## Required work
Copy out the lines verbatim, starting at the line containing "style-label: 样式： bbox=[200, 286, 270, 303]" and ending at the line containing "style-select[interactable]: 线性▾ bbox=[276, 285, 336, 303]", with both of those lines included.

## Exercise materials
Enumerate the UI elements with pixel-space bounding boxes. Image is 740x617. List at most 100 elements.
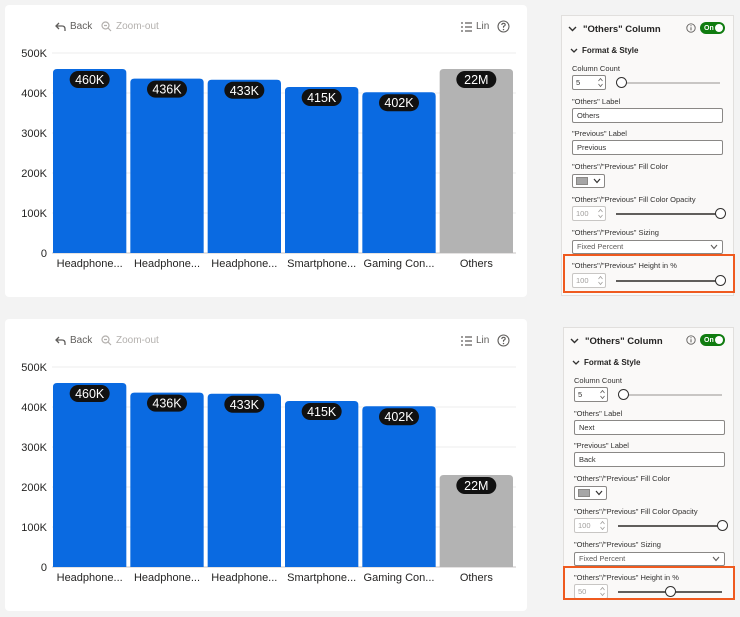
toggle-knob xyxy=(715,24,723,32)
toggle-knob xyxy=(715,336,723,344)
toggle-label: On xyxy=(704,336,714,344)
x-tick-label: Gaming Con... xyxy=(364,572,435,584)
x-tick-label: Headphone... xyxy=(134,258,200,270)
chevron-down-icon xyxy=(593,178,601,184)
fill-opacity-stepper[interactable]: 100 xyxy=(574,518,608,533)
x-tick-label: Gaming Con... xyxy=(364,258,435,270)
fill-opacity-slider[interactable] xyxy=(616,213,720,215)
chevron-down-icon xyxy=(568,26,577,32)
y-tick-label: 100K xyxy=(21,522,47,534)
chevron-down-icon xyxy=(570,338,579,344)
data-label: 402K xyxy=(384,96,414,110)
bar xyxy=(207,79,281,253)
sizing-dropdown[interactable]: Fixed Percent xyxy=(574,552,725,566)
y-tick-label: 0 xyxy=(41,562,47,574)
fill-opacity-slider-thumb[interactable] xyxy=(716,520,728,531)
previous-label-label: "Previous" Label xyxy=(572,129,627,138)
fill-opacity-value: 100 xyxy=(576,209,589,218)
fill-color-picker[interactable] xyxy=(574,486,607,500)
column-count-slider[interactable] xyxy=(616,82,720,84)
others-label-input[interactable]: Others xyxy=(572,108,723,123)
y-tick-label: 300K xyxy=(21,442,47,454)
x-tick-label: Headphone... xyxy=(134,572,200,584)
column-count-label: Column Count xyxy=(574,376,622,385)
y-tick-label: 400K xyxy=(21,402,47,414)
info-icon[interactable] xyxy=(686,335,696,345)
fill-color-label: "Others"/"Previous" Fill Color xyxy=(572,162,669,171)
chevron-down-icon xyxy=(570,48,578,53)
data-label: 433K xyxy=(230,398,260,412)
column-count-slider[interactable] xyxy=(618,394,722,396)
stepper-arrows-icon xyxy=(600,389,605,400)
column-count-slider-thumb[interactable] xyxy=(617,389,629,400)
fill-opacity-slider[interactable] xyxy=(618,525,722,527)
sizing-label: "Others"/"Previous" Sizing xyxy=(572,228,659,237)
others-column-toggle[interactable]: On xyxy=(700,22,725,34)
sizing-value: Fixed Percent xyxy=(579,554,626,563)
fill-opacity-stepper[interactable]: 100 xyxy=(572,206,606,221)
toggle-label: On xyxy=(704,24,714,32)
sizing-dropdown[interactable]: Fixed Percent xyxy=(572,240,723,254)
column-count-label: Column Count xyxy=(572,64,620,73)
chevron-down-icon xyxy=(710,244,718,250)
color-swatch xyxy=(576,177,588,185)
x-tick-label: Headphone... xyxy=(57,572,123,584)
y-tick-label: 0 xyxy=(41,248,47,260)
x-tick-label: Headphone... xyxy=(211,258,277,270)
sizing-label: "Others"/"Previous" Sizing xyxy=(574,540,661,549)
fill-opacity-value: 100 xyxy=(578,521,591,530)
column-count-stepper[interactable]: 5 xyxy=(574,387,608,402)
x-tick-label: Smartphone... xyxy=(287,572,356,584)
format-style-section-header[interactable]: Format & Style xyxy=(570,46,638,55)
data-label: 22M xyxy=(464,479,488,493)
x-tick-label: Headphone... xyxy=(57,258,123,270)
chart-card-bottom: Back Zoom-out Lin 0 100K 200K 300K 400K 500K 4… xyxy=(5,319,527,611)
section-title: Format & Style xyxy=(584,358,641,367)
panel-title: "Others" Column xyxy=(585,335,663,347)
panel-title: "Others" Column xyxy=(583,23,661,35)
y-tick-label: 200K xyxy=(21,168,47,180)
fill-opacity-label: "Others"/"Previous" Fill Color Opacity xyxy=(574,507,698,516)
bar xyxy=(130,78,204,253)
others-label-input[interactable]: Next xyxy=(574,420,725,435)
column-count-value: 5 xyxy=(576,78,581,87)
bar xyxy=(130,392,204,567)
data-label: 402K xyxy=(384,410,414,424)
others-column-toggle[interactable]: On xyxy=(700,334,725,346)
others-bar xyxy=(439,69,513,253)
previous-label-label: "Previous" Label xyxy=(574,441,629,450)
data-label: 433K xyxy=(230,84,260,98)
y-tick-label: 500K xyxy=(21,48,47,60)
data-label: 436K xyxy=(152,397,182,411)
chevron-down-icon xyxy=(595,490,603,496)
previous-label-input[interactable]: Back xyxy=(574,452,725,467)
stepper-arrows-icon xyxy=(598,77,603,88)
stepper-arrows-icon xyxy=(600,520,605,531)
color-swatch xyxy=(578,489,590,497)
column-count-value: 5 xyxy=(578,390,583,399)
column-count-stepper[interactable]: 5 xyxy=(572,75,606,90)
y-tick-label: 300K xyxy=(21,128,47,140)
bar-chart: 0 100K 200K 300K 400K 500K 460K Headphone... 436… xyxy=(21,48,516,270)
info-icon[interactable] xyxy=(686,23,696,33)
bar xyxy=(285,401,359,567)
sizing-value: Fixed Percent xyxy=(577,242,624,251)
others-label-label: "Others" Label xyxy=(574,409,623,418)
data-label: 460K xyxy=(75,387,105,401)
height-setting-highlight xyxy=(563,254,735,293)
y-tick-label: 200K xyxy=(21,482,47,494)
section-title: Format & Style xyxy=(582,46,639,55)
column-count-slider-thumb[interactable] xyxy=(615,77,627,88)
x-tick-label: Smartphone... xyxy=(287,258,356,270)
data-label: 436K xyxy=(152,83,182,97)
fill-color-picker[interactable] xyxy=(572,174,605,188)
fill-opacity-slider-thumb[interactable] xyxy=(714,208,726,219)
bar xyxy=(362,92,436,253)
format-style-section-header[interactable]: Format & Style xyxy=(572,358,640,367)
fill-opacity-label: "Others"/"Previous" Fill Color Opacity xyxy=(572,195,696,204)
x-tick-label: Headphone... xyxy=(211,572,277,584)
chart-card-top: Back Zoom-out Lin 0 100K 200K 300K 400K 500K 4… xyxy=(5,5,527,297)
chevron-down-icon xyxy=(572,360,580,365)
previous-label-input[interactable]: Previous xyxy=(572,140,723,155)
height-setting-highlight xyxy=(563,566,735,600)
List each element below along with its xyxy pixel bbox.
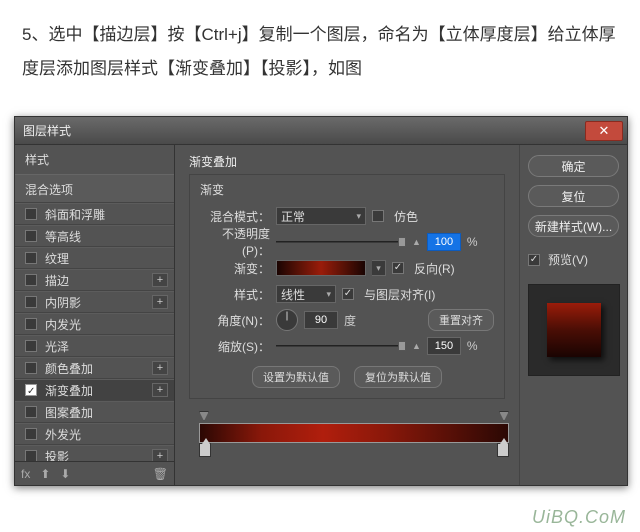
style-label: 样式： bbox=[200, 286, 270, 303]
checkbox-icon[interactable] bbox=[25, 230, 37, 242]
scale-input[interactable]: 150 bbox=[427, 337, 461, 355]
style-item-bevel[interactable]: 斜面和浮雕 bbox=[15, 203, 174, 225]
angle-dial[interactable] bbox=[276, 309, 298, 331]
scale-label: 缩放(S)： bbox=[200, 338, 270, 355]
slider-thumb-icon[interactable] bbox=[398, 341, 406, 351]
checkbox-icon[interactable] bbox=[25, 318, 37, 330]
checkbox-icon[interactable] bbox=[25, 274, 37, 286]
preview-toggle[interactable]: 预览(V) bbox=[528, 251, 619, 268]
new-style-button[interactable]: 新建样式(W)... bbox=[528, 215, 619, 237]
gradient-bar[interactable] bbox=[199, 423, 509, 443]
checkbox-icon[interactable] bbox=[25, 384, 37, 396]
instruction-text: 5、选中【描边层】按【Ctrl+j】复制一个图层，命名为【立体厚度层】给立体厚度… bbox=[0, 0, 640, 104]
dither-label: 仿色 bbox=[394, 208, 418, 225]
plus-icon[interactable]: + bbox=[152, 383, 168, 397]
close-button[interactable]: ✕ bbox=[585, 121, 623, 141]
caret-down-icon: ▾ bbox=[326, 289, 331, 300]
scale-unit: % bbox=[467, 339, 478, 353]
gradient-swatch[interactable] bbox=[276, 260, 366, 276]
plus-icon[interactable]: + bbox=[152, 295, 168, 309]
align-label: 与图层对齐(I) bbox=[364, 286, 435, 303]
reverse-label: 反向(R) bbox=[414, 260, 455, 277]
opacity-input[interactable]: 100 bbox=[427, 233, 461, 251]
style-item-drop-shadow[interactable]: 投影+ bbox=[15, 445, 174, 461]
arrow-up-icon: ▲ bbox=[412, 341, 421, 351]
preview-box bbox=[528, 284, 620, 376]
style-item-inner-shadow[interactable]: 内阴影+ bbox=[15, 291, 174, 313]
ok-button[interactable]: 确定 bbox=[528, 155, 619, 177]
style-item-color-overlay[interactable]: 颜色叠加+ bbox=[15, 357, 174, 379]
style-select[interactable]: 线性▾ bbox=[276, 285, 336, 303]
gradient-settings: 渐变 混合模式： 正常▾ 仿色 不透明度(P)： ▲ 100 % 渐变： bbox=[189, 174, 505, 399]
blend-mode-select[interactable]: 正常▾ bbox=[276, 207, 366, 225]
section-title: 渐变叠加 bbox=[189, 153, 505, 170]
opacity-label: 不透明度(P)： bbox=[200, 225, 270, 259]
layer-style-dialog: 图层样式 ✕ 样式 混合选项 斜面和浮雕 等高线 纹理 描边+ 内阴影+ 内发光… bbox=[14, 116, 628, 486]
style-item-stroke[interactable]: 描边+ bbox=[15, 269, 174, 291]
checkbox-icon[interactable] bbox=[25, 296, 37, 308]
gradient-dropdown[interactable]: ▾ bbox=[372, 260, 386, 276]
styles-sidebar: 样式 混合选项 斜面和浮雕 等高线 纹理 描边+ 内阴影+ 内发光 光泽 颜色叠… bbox=[15, 145, 175, 485]
style-item-texture[interactable]: 纹理 bbox=[15, 247, 174, 269]
opacity-stop-icon[interactable] bbox=[499, 411, 509, 421]
preview-swatch bbox=[547, 303, 601, 357]
sidebar-footer: fx ⬆ ⬇ 🗑 bbox=[15, 461, 174, 485]
set-default-button[interactable]: 设置为默认值 bbox=[252, 366, 340, 388]
style-item-inner-glow[interactable]: 内发光 bbox=[15, 313, 174, 335]
angle-input[interactable]: 90 bbox=[304, 311, 338, 329]
trash-icon[interactable]: 🗑 bbox=[153, 467, 168, 481]
sidebar-head-blend[interactable]: 混合选项 bbox=[15, 174, 174, 203]
caret-down-icon: ▾ bbox=[356, 211, 361, 222]
watermark: UiBQ.CoM bbox=[532, 507, 626, 528]
reset-default-button[interactable]: 复位为默认值 bbox=[354, 366, 442, 388]
gradient-editor[interactable] bbox=[199, 411, 509, 457]
dither-checkbox[interactable] bbox=[372, 210, 384, 222]
blend-mode-label: 混合模式： bbox=[200, 208, 270, 225]
scale-slider[interactable] bbox=[276, 340, 406, 352]
style-item-contour[interactable]: 等高线 bbox=[15, 225, 174, 247]
reset-align-button[interactable]: 重置对齐 bbox=[428, 309, 494, 331]
down-arrow-icon[interactable]: ⬇ bbox=[60, 467, 70, 481]
settings-panel: 渐变叠加 渐变 混合模式： 正常▾ 仿色 不透明度(P)： ▲ 100 % bbox=[175, 145, 519, 485]
style-item-outer-glow[interactable]: 外发光 bbox=[15, 423, 174, 445]
style-item-satin[interactable]: 光泽 bbox=[15, 335, 174, 357]
action-panel: 确定 复位 新建样式(W)... 预览(V) bbox=[519, 145, 627, 485]
dialog-titlebar[interactable]: 图层样式 ✕ bbox=[15, 117, 627, 145]
dialog-title: 图层样式 bbox=[23, 122, 585, 139]
checkbox-icon[interactable] bbox=[25, 252, 37, 264]
arrow-up-icon: ▲ bbox=[412, 237, 421, 247]
angle-label: 角度(N)： bbox=[200, 312, 270, 329]
plus-icon[interactable]: + bbox=[152, 361, 168, 375]
checkbox-icon[interactable] bbox=[25, 428, 37, 440]
gradient-label: 渐变： bbox=[200, 260, 270, 277]
slider-thumb-icon[interactable] bbox=[398, 237, 406, 247]
up-arrow-icon[interactable]: ⬆ bbox=[40, 467, 50, 481]
checkbox-icon[interactable] bbox=[25, 450, 37, 461]
fx-icon[interactable]: fx bbox=[21, 467, 30, 481]
preview-checkbox[interactable] bbox=[528, 254, 540, 266]
opacity-unit: % bbox=[467, 235, 478, 249]
color-stop-icon[interactable] bbox=[199, 443, 211, 457]
style-list: 斜面和浮雕 等高线 纹理 描边+ 内阴影+ 内发光 光泽 颜色叠加+ 渐变叠加+… bbox=[15, 203, 174, 461]
checkbox-icon[interactable] bbox=[25, 406, 37, 418]
sub-title: 渐变 bbox=[200, 181, 494, 198]
checkbox-icon[interactable] bbox=[25, 340, 37, 352]
reset-button[interactable]: 复位 bbox=[528, 185, 619, 207]
angle-unit: 度 bbox=[344, 312, 356, 329]
align-checkbox[interactable] bbox=[342, 288, 354, 300]
color-stop-icon[interactable] bbox=[497, 443, 509, 457]
opacity-slider[interactable] bbox=[276, 236, 406, 248]
style-item-gradient-overlay[interactable]: 渐变叠加+ bbox=[15, 379, 174, 401]
preview-label: 预览(V) bbox=[548, 251, 588, 268]
plus-icon[interactable]: + bbox=[152, 449, 168, 461]
reverse-checkbox[interactable] bbox=[392, 262, 404, 274]
sidebar-head-styles[interactable]: 样式 bbox=[15, 145, 174, 172]
style-item-pattern-overlay[interactable]: 图案叠加 bbox=[15, 401, 174, 423]
opacity-stop-icon[interactable] bbox=[199, 411, 209, 421]
plus-icon[interactable]: + bbox=[152, 273, 168, 287]
checkbox-icon[interactable] bbox=[25, 362, 37, 374]
checkbox-icon[interactable] bbox=[25, 208, 37, 220]
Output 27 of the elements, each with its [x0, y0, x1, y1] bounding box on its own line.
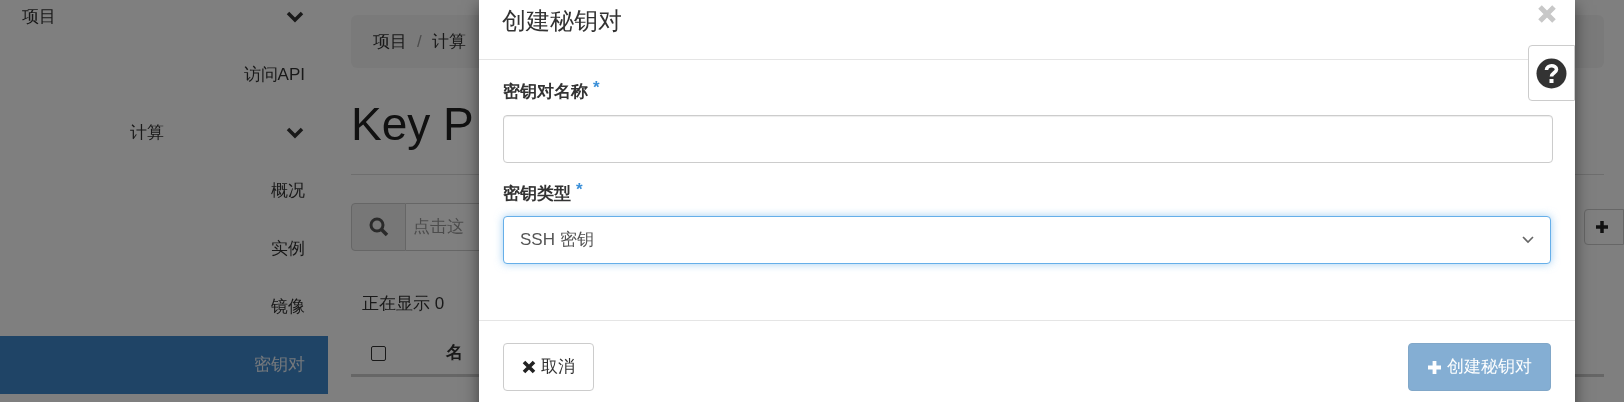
field-label: 密钥类型	[503, 182, 571, 205]
required-mark: *	[593, 77, 600, 99]
plus-icon	[1427, 359, 1442, 375]
chevron-icon	[285, 126, 305, 140]
close-icon	[522, 360, 536, 374]
required-mark: *	[576, 178, 583, 201]
help-icon[interactable]	[1536, 57, 1567, 89]
field-label: 密钥对名称	[503, 81, 588, 103]
caret-icon	[1522, 236, 1534, 244]
select-all-checkbox[interactable]	[371, 345, 386, 361]
column-header[interactable]: 名	[446, 340, 463, 366]
cancel-button[interactable]: 取消	[503, 343, 594, 391]
page-title: Key P	[351, 97, 475, 152]
modal-title: 创建秘钥对	[502, 6, 622, 36]
breadcrumb-link[interactable]: 项目	[373, 28, 407, 55]
breadcrumb-link[interactable]: 计算	[431, 28, 466, 55]
sidebar-item[interactable]: 密钥对	[0, 336, 328, 394]
create-button[interactable]	[1584, 209, 1624, 245]
plus-icon	[1595, 220, 1609, 234]
type-select[interactable]: SSH 密钥	[503, 216, 1551, 264]
breadcrumb-separator: /	[417, 30, 422, 53]
name-input[interactable]	[503, 114, 1553, 163]
chevron-icon	[285, 10, 305, 24]
sidebar-group[interactable]: 项目	[0, 0, 328, 46]
search-icon	[368, 217, 389, 237]
sidebar-group[interactable]: 计算	[0, 104, 328, 162]
item-count: 正在显示 0	[362, 293, 446, 315]
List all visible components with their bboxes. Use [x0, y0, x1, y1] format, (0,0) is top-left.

## Right answer
style-label: 样式： bbox=[200, 286, 270, 303]
checkbox-icon[interactable] bbox=[25, 230, 37, 242]
scale-input[interactable]: 150 bbox=[427, 337, 461, 355]
style-item-bevel[interactable]: 斜面和浮雕 bbox=[15, 203, 174, 225]
angle-dial[interactable] bbox=[276, 309, 298, 331]
scale-label: 缩放(S)： bbox=[200, 338, 270, 355]
slider-thumb-icon[interactable] bbox=[398, 341, 406, 351]
checkbox-icon[interactable] bbox=[25, 318, 37, 330]
checkbox-icon[interactable] bbox=[25, 274, 37, 286]
preview-toggle[interactable]: 预览(V) bbox=[528, 251, 619, 268]
new-style-button[interactable]: 新建样式(W)... bbox=[528, 215, 619, 237]
gradient-bar[interactable] bbox=[199, 423, 509, 443]
checkbox-icon[interactable] bbox=[25, 384, 37, 396]
instruction-text: 5、选中【描边层】按【Ctrl+j】复制一个图层，命名为【立体厚度层】给立体厚度… bbox=[0, 0, 640, 104]
dither-label: 仿色 bbox=[394, 208, 418, 225]
plus-icon[interactable]: + bbox=[152, 383, 168, 397]
close-button[interactable]: ✕ bbox=[585, 121, 623, 141]
caret-down-icon: ▾ bbox=[326, 289, 331, 300]
scale-unit: % bbox=[467, 339, 478, 353]
gradient-swatch[interactable] bbox=[276, 260, 366, 276]
plus-icon[interactable]: + bbox=[152, 295, 168, 309]
align-label: 与图层对齐(I) bbox=[364, 286, 435, 303]
reverse-label: 反向(R) bbox=[414, 260, 455, 277]
opacity-input[interactable]: 100 bbox=[427, 233, 461, 251]
style-item-drop-shadow[interactable]: 投影+ bbox=[15, 445, 174, 461]
arrow-up-icon: ▲ bbox=[412, 341, 421, 351]
preview-box bbox=[528, 284, 620, 376]
style-item-inner-shadow[interactable]: 内阴影+ bbox=[15, 291, 174, 313]
ok-button[interactable]: 确定 bbox=[528, 155, 619, 177]
style-item-color-overlay[interactable]: 颜色叠加+ bbox=[15, 357, 174, 379]
style-select[interactable]: 线性▾ bbox=[276, 285, 336, 303]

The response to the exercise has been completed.